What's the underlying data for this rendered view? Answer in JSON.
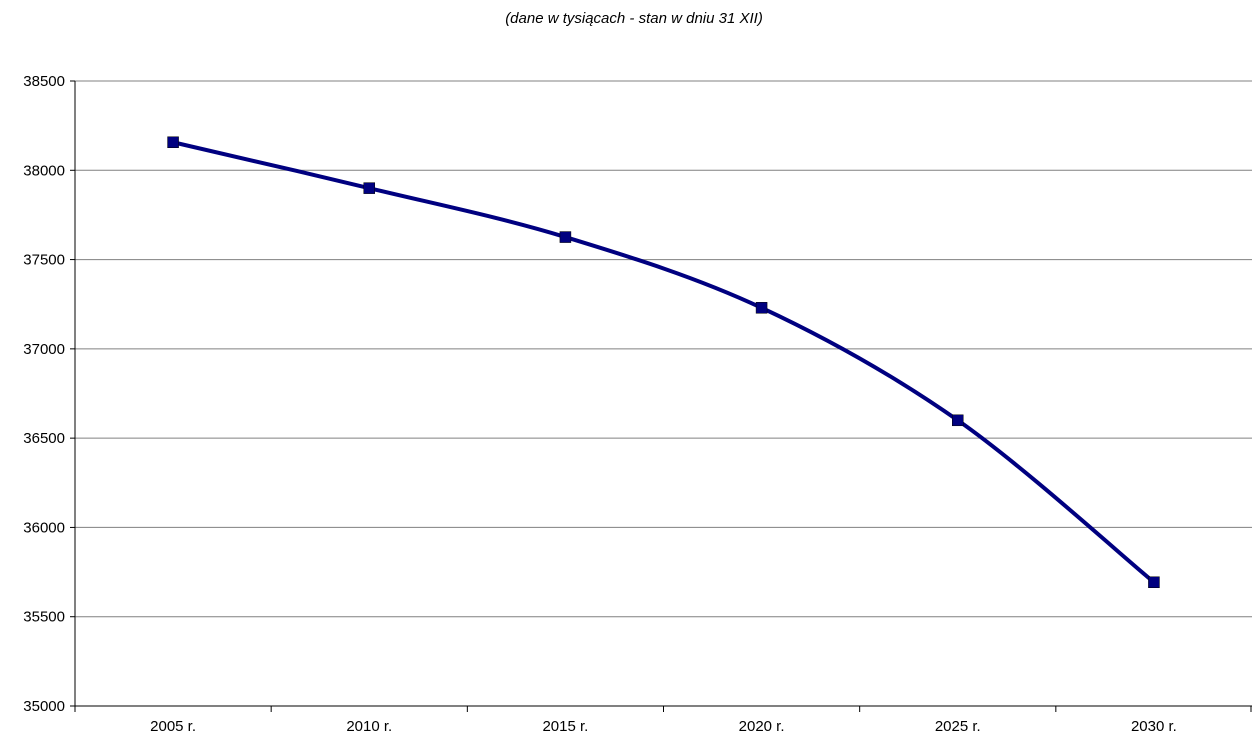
{
  "chart_data": {
    "type": "line",
    "title": "",
    "subtitle": "(dane w tysiącach - stan w dniu 31 XII)",
    "xlabel": "",
    "ylabel": "",
    "categories": [
      "2005 r.",
      "2010 r.",
      "2015 r.",
      "2020 r.",
      "2025 r.",
      "2030 r."
    ],
    "series": [
      {
        "values": [
          38157,
          37900,
          37626,
          37230,
          36600,
          35693
        ],
        "color": "#000080",
        "marker": "square",
        "smooth": true
      }
    ],
    "ylim": [
      35000,
      38500
    ],
    "yticks": [
      35000,
      35500,
      36000,
      36500,
      37000,
      37500,
      38000,
      38500
    ],
    "grid": "horizontal",
    "legend": "none"
  }
}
* * * * * * *
_Task prompt_.
Repeat the records word for word. Any picture in them should be left out.

_Answer for the task_.
What's the underlying data for this rendered view? Answer in JSON.
{
  "chart_data": {
    "type": "line",
    "title": "",
    "subtitle": "(dane w tysiącach - stan w dniu 31 XII)",
    "xlabel": "",
    "ylabel": "",
    "categories": [
      "2005 r.",
      "2010 r.",
      "2015 r.",
      "2020 r.",
      "2025 r.",
      "2030 r."
    ],
    "series": [
      {
        "values": [
          38157,
          37900,
          37626,
          37230,
          36600,
          35693
        ],
        "color": "#000080",
        "marker": "square",
        "smooth": true
      }
    ],
    "ylim": [
      35000,
      38500
    ],
    "yticks": [
      35000,
      35500,
      36000,
      36500,
      37000,
      37500,
      38000,
      38500
    ],
    "grid": "horizontal",
    "legend": "none"
  }
}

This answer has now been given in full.